### THE TASK
All of the material below is to be restated word for word, apart from the pictures.
==== DATA SUPPLIED
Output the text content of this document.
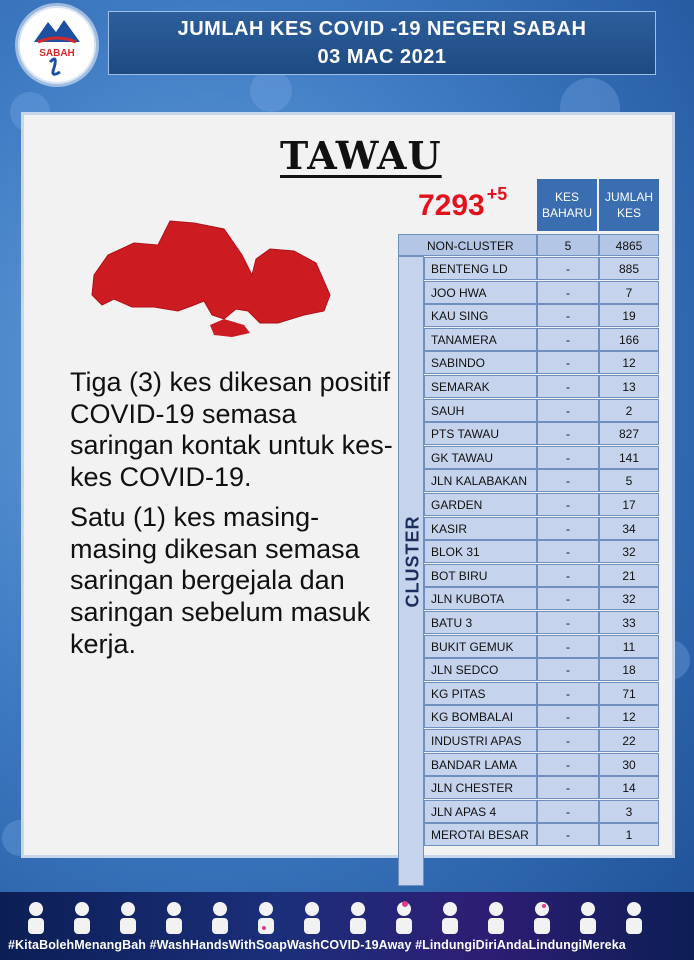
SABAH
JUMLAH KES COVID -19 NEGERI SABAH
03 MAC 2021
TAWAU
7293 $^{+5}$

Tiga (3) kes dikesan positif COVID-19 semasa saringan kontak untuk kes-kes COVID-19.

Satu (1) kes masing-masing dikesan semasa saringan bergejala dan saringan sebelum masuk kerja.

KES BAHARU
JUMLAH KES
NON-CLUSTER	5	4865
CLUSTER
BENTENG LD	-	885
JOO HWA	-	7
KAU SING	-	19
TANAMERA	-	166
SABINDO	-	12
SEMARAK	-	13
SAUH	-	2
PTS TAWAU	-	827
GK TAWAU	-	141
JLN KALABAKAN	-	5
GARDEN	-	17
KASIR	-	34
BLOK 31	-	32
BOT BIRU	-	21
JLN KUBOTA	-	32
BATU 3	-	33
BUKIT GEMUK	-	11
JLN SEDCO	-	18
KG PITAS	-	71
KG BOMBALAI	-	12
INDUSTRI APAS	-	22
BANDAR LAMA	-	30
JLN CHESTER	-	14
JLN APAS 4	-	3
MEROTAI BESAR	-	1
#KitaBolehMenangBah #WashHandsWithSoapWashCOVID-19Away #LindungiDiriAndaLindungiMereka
========
### EXERCISE RESPONSE
Output the text content of this document.
SABAH
JUMLAH KES COVID -19 NEGERI SABAH
03 MAC 2021
TAWAU
7293 $^{+5}$

Tiga (3) kes dikesan positif COVID-19 semasa saringan kontak untuk kes-kes COVID-19.

Satu (1) kes masing-masing dikesan semasa saringan bergejala dan saringan sebelum masuk kerja.

KES BAHARU
JUMLAH KES
NON-CLUSTER	5	4865
CLUSTER
BENTENG LD	-	885
JOO HWA	-	7
KAU SING	-	19
TANAMERA	-	166
SABINDO	-	12
SEMARAK	-	13
SAUH	-	2
PTS TAWAU	-	827
GK TAWAU	-	141
JLN KALABAKAN	-	5
GARDEN	-	17
KASIR	-	34
BLOK 31	-	32
BOT BIRU	-	21
JLN KUBOTA	-	32
BATU 3	-	33
BUKIT GEMUK	-	11
JLN SEDCO	-	18
KG PITAS	-	71
KG BOMBALAI	-	12
INDUSTRI APAS	-	22
BANDAR LAMA	-	30
JLN CHESTER	-	14
JLN APAS 4	-	3
MEROTAI BESAR	-	1
#KitaBolehMenangBah #WashHandsWithSoapWashCOVID-19Away #LindungiDiriAndaLindungiMereka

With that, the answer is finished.